● **What you have to do**: Print the data that follows exactly.

● **Extracted entries**:
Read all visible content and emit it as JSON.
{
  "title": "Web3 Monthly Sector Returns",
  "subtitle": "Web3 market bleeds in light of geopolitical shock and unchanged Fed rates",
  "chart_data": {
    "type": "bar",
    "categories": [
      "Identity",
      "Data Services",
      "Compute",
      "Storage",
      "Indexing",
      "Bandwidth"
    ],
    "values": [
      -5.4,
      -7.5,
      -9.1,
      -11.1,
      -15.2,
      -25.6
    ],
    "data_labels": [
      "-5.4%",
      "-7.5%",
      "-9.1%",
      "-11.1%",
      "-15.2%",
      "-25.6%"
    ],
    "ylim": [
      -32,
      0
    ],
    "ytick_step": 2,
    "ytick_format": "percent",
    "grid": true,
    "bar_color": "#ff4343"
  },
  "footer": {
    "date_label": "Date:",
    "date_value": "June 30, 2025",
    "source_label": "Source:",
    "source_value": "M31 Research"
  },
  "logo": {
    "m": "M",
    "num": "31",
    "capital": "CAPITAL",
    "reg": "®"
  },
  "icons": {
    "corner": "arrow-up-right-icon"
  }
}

● **Result below**:
Read all visible content and emit it as JSON.
{
  "title": "Web3 Monthly Sector Returns",
  "subtitle": "Web3 market bleeds in light of geopolitical shock and unchanged Fed rates",
  "chart_data": {
    "type": "bar",
    "categories": [
      "Identity",
      "Data Services",
      "Compute",
      "Storage",
      "Indexing",
      "Bandwidth"
    ],
    "values": [
      -5.4,
      -7.5,
      -9.1,
      -11.1,
      -15.2,
      -25.6
    ],
    "data_labels": [
      "-5.4%",
      "-7.5%",
      "-9.1%",
      "-11.1%",
      "-15.2%",
      "-25.6%"
    ],
    "ylim": [
      -32,
      0
    ],
    "ytick_step": 2,
    "ytick_format": "percent",
    "grid": true,
    "bar_color": "#ff4343"
  },
  "footer": {
    "date_label": "Date:",
    "date_value": "June 30, 2025",
    "source_label": "Source:",
    "source_value": "M31 Research"
  },
  "logo": {
    "m": "M",
    "num": "31",
    "capital": "CAPITAL",
    "reg": "®"
  },
  "icons": {
    "corner": "arrow-up-right-icon"
  }
}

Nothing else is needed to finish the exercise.